AIM OF THE TASK: Say how many lines include the word "JSON". Reply with nothing but the number.

>> Start

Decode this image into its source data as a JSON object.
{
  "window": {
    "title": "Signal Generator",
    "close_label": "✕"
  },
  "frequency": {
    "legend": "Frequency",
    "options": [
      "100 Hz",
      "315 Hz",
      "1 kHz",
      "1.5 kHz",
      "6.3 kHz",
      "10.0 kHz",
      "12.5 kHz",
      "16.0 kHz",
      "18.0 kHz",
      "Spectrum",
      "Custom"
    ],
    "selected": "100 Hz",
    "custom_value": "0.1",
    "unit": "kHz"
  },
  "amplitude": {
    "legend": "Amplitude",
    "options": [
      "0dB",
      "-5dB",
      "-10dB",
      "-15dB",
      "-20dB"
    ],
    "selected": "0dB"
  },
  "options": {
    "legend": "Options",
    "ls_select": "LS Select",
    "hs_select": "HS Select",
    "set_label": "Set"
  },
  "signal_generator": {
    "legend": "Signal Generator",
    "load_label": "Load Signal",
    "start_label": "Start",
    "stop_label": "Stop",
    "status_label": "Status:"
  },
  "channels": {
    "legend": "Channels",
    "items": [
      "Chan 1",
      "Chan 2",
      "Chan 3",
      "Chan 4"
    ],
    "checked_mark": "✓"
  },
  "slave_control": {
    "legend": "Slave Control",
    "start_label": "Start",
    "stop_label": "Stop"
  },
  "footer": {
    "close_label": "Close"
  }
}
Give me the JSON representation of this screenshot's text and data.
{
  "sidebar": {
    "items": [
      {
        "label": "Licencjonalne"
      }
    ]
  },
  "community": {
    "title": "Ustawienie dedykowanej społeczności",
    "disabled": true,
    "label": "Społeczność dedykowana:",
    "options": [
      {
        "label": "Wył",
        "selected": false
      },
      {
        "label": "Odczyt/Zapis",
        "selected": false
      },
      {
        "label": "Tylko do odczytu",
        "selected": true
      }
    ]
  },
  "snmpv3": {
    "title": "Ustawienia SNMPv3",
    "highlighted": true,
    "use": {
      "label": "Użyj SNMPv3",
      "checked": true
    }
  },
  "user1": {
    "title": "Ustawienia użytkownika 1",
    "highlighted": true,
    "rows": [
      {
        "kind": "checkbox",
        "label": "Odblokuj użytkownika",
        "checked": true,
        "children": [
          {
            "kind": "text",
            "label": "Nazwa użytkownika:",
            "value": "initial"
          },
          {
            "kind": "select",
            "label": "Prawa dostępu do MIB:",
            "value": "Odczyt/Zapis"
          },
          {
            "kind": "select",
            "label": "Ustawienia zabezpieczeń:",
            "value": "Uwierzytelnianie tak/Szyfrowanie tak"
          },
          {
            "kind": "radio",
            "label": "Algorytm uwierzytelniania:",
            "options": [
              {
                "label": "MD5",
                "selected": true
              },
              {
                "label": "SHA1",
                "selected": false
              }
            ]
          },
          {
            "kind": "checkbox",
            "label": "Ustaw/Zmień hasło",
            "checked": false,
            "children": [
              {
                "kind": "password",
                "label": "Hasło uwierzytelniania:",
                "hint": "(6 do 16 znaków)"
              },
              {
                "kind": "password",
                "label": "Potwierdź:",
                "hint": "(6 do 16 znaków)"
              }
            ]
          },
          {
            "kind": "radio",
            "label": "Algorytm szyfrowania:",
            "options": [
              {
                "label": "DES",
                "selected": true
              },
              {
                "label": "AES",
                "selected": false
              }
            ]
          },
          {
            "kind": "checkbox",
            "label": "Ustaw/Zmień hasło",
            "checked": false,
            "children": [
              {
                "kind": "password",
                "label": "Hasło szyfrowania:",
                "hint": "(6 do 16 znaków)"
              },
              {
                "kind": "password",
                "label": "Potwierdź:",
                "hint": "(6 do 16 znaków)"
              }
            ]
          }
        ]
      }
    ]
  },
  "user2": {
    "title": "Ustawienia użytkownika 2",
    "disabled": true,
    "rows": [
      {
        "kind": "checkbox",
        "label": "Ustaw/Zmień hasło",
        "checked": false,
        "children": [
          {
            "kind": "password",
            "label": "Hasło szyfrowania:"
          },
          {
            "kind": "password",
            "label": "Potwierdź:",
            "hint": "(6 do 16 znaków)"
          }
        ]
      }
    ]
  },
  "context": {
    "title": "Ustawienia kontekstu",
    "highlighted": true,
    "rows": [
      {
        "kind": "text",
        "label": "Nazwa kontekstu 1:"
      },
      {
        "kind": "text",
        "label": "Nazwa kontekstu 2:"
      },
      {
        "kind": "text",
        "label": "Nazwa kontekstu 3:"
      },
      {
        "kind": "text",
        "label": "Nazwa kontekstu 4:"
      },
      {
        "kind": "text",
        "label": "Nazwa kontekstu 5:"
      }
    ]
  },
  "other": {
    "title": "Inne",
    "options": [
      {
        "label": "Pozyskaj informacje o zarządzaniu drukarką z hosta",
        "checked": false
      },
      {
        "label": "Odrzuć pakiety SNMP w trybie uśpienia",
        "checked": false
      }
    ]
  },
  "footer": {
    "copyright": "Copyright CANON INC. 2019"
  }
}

>> End

OUTPUT BELOW: 2